* _Aim of the exercise_
Give a verbatim quotation of every record.

* _Data rows_

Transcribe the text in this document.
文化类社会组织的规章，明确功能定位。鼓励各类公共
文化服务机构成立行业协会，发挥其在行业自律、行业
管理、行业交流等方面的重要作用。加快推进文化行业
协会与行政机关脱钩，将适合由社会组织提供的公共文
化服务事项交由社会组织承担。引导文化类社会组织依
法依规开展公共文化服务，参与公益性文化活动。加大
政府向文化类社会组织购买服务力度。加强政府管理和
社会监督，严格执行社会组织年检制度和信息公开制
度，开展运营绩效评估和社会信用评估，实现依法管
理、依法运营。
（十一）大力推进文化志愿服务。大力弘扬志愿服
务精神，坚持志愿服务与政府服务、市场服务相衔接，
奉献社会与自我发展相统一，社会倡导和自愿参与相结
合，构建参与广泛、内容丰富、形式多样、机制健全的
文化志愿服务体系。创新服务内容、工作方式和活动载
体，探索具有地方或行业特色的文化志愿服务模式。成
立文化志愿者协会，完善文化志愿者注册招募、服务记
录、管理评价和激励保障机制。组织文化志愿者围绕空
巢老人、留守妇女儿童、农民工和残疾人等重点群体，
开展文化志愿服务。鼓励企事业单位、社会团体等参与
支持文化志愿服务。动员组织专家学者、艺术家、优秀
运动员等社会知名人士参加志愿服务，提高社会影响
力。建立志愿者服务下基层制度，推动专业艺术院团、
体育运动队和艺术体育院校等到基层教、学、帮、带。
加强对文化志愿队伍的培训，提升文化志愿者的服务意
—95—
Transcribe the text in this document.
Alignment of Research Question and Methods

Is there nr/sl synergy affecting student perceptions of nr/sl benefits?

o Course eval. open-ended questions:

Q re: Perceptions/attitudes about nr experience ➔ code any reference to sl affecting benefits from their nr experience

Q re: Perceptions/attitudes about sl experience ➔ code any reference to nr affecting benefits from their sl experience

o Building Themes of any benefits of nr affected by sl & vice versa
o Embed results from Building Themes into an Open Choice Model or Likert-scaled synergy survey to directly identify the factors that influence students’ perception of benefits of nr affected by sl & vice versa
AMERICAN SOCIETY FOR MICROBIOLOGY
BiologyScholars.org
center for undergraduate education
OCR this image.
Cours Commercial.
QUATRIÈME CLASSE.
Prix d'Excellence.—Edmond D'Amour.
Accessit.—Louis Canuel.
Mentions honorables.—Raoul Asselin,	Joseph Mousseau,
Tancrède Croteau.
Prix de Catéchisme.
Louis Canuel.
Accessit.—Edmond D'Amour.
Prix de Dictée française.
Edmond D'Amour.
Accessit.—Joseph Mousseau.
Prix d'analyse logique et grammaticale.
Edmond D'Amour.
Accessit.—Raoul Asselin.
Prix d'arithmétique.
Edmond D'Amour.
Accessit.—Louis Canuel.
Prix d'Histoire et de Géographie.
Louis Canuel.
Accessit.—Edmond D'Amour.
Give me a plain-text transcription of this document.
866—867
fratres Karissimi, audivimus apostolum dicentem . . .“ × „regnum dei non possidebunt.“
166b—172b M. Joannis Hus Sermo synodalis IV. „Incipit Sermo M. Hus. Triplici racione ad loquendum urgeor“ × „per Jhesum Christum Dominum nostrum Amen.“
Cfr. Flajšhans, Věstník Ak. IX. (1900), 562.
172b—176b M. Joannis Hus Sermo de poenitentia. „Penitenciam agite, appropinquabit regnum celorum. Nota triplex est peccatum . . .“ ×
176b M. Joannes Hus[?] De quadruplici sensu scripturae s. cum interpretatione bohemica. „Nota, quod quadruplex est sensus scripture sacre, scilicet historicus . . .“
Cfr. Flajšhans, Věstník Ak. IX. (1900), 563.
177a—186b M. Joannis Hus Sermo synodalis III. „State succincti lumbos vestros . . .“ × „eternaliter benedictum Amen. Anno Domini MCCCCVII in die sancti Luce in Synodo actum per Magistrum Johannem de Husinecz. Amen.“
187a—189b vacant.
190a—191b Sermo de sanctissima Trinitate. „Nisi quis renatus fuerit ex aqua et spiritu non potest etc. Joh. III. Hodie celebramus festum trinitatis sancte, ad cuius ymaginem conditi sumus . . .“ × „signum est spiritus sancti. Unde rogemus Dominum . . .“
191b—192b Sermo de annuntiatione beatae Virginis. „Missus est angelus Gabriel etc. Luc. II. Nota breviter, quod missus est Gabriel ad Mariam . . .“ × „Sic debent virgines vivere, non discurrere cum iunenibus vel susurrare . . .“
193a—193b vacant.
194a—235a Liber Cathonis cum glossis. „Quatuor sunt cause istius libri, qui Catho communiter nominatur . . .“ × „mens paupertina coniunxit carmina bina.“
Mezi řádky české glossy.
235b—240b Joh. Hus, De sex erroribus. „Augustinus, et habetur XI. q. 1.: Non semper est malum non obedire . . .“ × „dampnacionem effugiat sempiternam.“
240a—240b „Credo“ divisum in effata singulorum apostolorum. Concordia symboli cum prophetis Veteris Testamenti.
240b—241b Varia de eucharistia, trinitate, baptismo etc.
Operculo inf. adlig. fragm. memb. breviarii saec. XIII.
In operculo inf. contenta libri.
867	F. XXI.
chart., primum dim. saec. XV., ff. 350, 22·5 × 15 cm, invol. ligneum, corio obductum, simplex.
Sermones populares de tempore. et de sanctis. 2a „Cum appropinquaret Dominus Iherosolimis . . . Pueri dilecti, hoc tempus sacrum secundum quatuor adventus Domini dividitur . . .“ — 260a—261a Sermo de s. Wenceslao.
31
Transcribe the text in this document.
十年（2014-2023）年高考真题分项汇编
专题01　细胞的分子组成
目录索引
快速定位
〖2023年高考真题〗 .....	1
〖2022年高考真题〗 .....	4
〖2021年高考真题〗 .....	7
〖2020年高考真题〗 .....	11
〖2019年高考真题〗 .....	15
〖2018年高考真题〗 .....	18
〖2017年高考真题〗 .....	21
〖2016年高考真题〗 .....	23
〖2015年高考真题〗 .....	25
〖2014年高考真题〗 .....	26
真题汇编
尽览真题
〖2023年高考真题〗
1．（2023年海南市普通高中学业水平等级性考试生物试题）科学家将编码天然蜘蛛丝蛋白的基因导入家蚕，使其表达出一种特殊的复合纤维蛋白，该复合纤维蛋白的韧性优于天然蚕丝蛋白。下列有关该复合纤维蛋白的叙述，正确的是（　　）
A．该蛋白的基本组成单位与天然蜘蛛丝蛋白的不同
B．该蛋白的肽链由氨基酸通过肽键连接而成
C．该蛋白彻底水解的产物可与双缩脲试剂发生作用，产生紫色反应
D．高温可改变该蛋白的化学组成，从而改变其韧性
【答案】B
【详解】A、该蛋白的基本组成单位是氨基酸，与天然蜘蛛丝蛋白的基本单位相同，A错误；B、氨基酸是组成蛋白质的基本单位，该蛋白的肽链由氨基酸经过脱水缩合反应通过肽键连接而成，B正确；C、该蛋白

* _Written answer_
Transcribe the text in this document.
文化类社会组织的规章，明确功能定位。鼓励各类公共
文化服务机构成立行业协会，发挥其在行业自律、行业
管理、行业交流等方面的重要作用。加快推进文化行业
协会与行政机关脱钩，将适合由社会组织提供的公共文
化服务事项交由社会组织承担。引导文化类社会组织依
法依规开展公共文化服务，参与公益性文化活动。加大
政府向文化类社会组织购买服务力度。加强政府管理和
社会监督，严格执行社会组织年检制度和信息公开制
度，开展运营绩效评估和社会信用评估，实现依法管
理、依法运营。
（十一）大力推进文化志愿服务。大力弘扬志愿服
务精神，坚持志愿服务与政府服务、市场服务相衔接，
奉献社会与自我发展相统一，社会倡导和自愿参与相结
合，构建参与广泛、内容丰富、形式多样、机制健全的
文化志愿服务体系。创新服务内容、工作方式和活动载
体，探索具有地方或行业特色的文化志愿服务模式。成
立文化志愿者协会，完善文化志愿者注册招募、服务记
录、管理评价和激励保障机制。组织文化志愿者围绕空
巢老人、留守妇女儿童、农民工和残疾人等重点群体，
开展文化志愿服务。鼓励企事业单位、社会团体等参与
支持文化志愿服务。动员组织专家学者、艺术家、优秀
运动员等社会知名人士参加志愿服务，提高社会影响
力。建立志愿者服务下基层制度，推动专业艺术院团、
体育运动队和艺术体育院校等到基层教、学、帮、带。
加强对文化志愿队伍的培训，提升文化志愿者的服务意
—95—
Transcribe the text in this document.
Alignment of Research Question and Methods

Is there nr/sl synergy affecting student perceptions of nr/sl benefits?

o Course eval. open-ended questions:

Q re: Perceptions/attitudes about nr experience ➔ code any reference to sl affecting benefits from their nr experience

Q re: Perceptions/attitudes about sl experience ➔ code any reference to nr affecting benefits from their sl experience

o Building Themes of any benefits of nr affected by sl & vice versa
o Embed results from Building Themes into an Open Choice Model or Likert-scaled synergy survey to directly identify the factors that influence students’ perception of benefits of nr affected by sl & vice versa
AMERICAN SOCIETY FOR MICROBIOLOGY
BiologyScholars.org
center for undergraduate education
OCR this image.
Cours Commercial.
QUATRIÈME CLASSE.
Prix d'Excellence.—Edmond D'Amour.
Accessit.—Louis Canuel.
Mentions honorables.—Raoul Asselin,	Joseph Mousseau,
Tancrède Croteau.
Prix de Catéchisme.
Louis Canuel.
Accessit.—Edmond D'Amour.
Prix de Dictée française.
Edmond D'Amour.
Accessit.—Joseph Mousseau.
Prix d'analyse logique et grammaticale.
Edmond D'Amour.
Accessit.—Raoul Asselin.
Prix d'arithmétique.
Edmond D'Amour.
Accessit.—Louis Canuel.
Prix d'Histoire et de Géographie.
Louis Canuel.
Accessit.—Edmond D'Amour.
Give me a plain-text transcription of this document.
866—867
fratres Karissimi, audivimus apostolum dicentem . . .“ × „regnum dei non possidebunt.“
166b—172b M. Joannis Hus Sermo synodalis IV. „Incipit Sermo M. Hus. Triplici racione ad loquendum urgeor“ × „per Jhesum Christum Dominum nostrum Amen.“
Cfr. Flajšhans, Věstník Ak. IX. (1900), 562.
172b—176b M. Joannis Hus Sermo de poenitentia. „Penitenciam agite, appropinquabit regnum celorum. Nota triplex est peccatum . . .“ ×
176b M. Joannes Hus[?] De quadruplici sensu scripturae s. cum interpretatione bohemica. „Nota, quod quadruplex est sensus scripture sacre, scilicet historicus . . .“
Cfr. Flajšhans, Věstník Ak. IX. (1900), 563.
177a—186b M. Joannis Hus Sermo synodalis III. „State succincti lumbos vestros . . .“ × „eternaliter benedictum Amen. Anno Domini MCCCCVII in die sancti Luce in Synodo actum per Magistrum Johannem de Husinecz. Amen.“
187a—189b vacant.
190a—191b Sermo de sanctissima Trinitate. „Nisi quis renatus fuerit ex aqua et spiritu non potest etc. Joh. III. Hodie celebramus festum trinitatis sancte, ad cuius ymaginem conditi sumus . . .“ × „signum est spiritus sancti. Unde rogemus Dominum . . .“
191b—192b Sermo de annuntiatione beatae Virginis. „Missus est angelus Gabriel etc. Luc. II. Nota breviter, quod missus est Gabriel ad Mariam . . .“ × „Sic debent virgines vivere, non discurrere cum iunenibus vel susurrare . . .“
193a—193b vacant.
194a—235a Liber Cathonis cum glossis. „Quatuor sunt cause istius libri, qui Catho communiter nominatur . . .“ × „mens paupertina coniunxit carmina bina.“
Mezi řádky české glossy.
235b—240b Joh. Hus, De sex erroribus. „Augustinus, et habetur XI. q. 1.: Non semper est malum non obedire . . .“ × „dampnacionem effugiat sempiternam.“
240a—240b „Credo“ divisum in effata singulorum apostolorum. Concordia symboli cum prophetis Veteris Testamenti.
240b—241b Varia de eucharistia, trinitate, baptismo etc.
Operculo inf. adlig. fragm. memb. breviarii saec. XIII.
In operculo inf. contenta libri.
867	F. XXI.
chart., primum dim. saec. XV., ff. 350, 22·5 × 15 cm, invol. ligneum, corio obductum, simplex.
Sermones populares de tempore. et de sanctis. 2a „Cum appropinquaret Dominus Iherosolimis . . . Pueri dilecti, hoc tempus sacrum secundum quatuor adventus Domini dividitur . . .“ — 260a—261a Sermo de s. Wenceslao.
31
Transcribe the text in this document.
十年（2014-2023）年高考真题分项汇编
专题01　细胞的分子组成
目录索引
快速定位
〖2023年高考真题〗 .....	1
〖2022年高考真题〗 .....	4
〖2021年高考真题〗 .....	7
〖2020年高考真题〗 .....	11
〖2019年高考真题〗 .....	15
〖2018年高考真题〗 .....	18
〖2017年高考真题〗 .....	21
〖2016年高考真题〗 .....	23
〖2015年高考真题〗 .....	25
〖2014年高考真题〗 .....	26
真题汇编
尽览真题
〖2023年高考真题〗
1．（2023年海南市普通高中学业水平等级性考试生物试题）科学家将编码天然蜘蛛丝蛋白的基因导入家蚕，使其表达出一种特殊的复合纤维蛋白，该复合纤维蛋白的韧性优于天然蚕丝蛋白。下列有关该复合纤维蛋白的叙述，正确的是（　　）
A．该蛋白的基本组成单位与天然蜘蛛丝蛋白的不同
B．该蛋白的肽链由氨基酸通过肽键连接而成
C．该蛋白彻底水解的产物可与双缩脲试剂发生作用，产生紫色反应
D．高温可改变该蛋白的化学组成，从而改变其韧性
【答案】B
【详解】A、该蛋白的基本组成单位是氨基酸，与天然蜘蛛丝蛋白的基本单位相同，A错误；B、氨基酸是组成蛋白质的基本单位，该蛋白的肽链由氨基酸经过脱水缩合反应通过肽键连接而成，B正确；C、该蛋白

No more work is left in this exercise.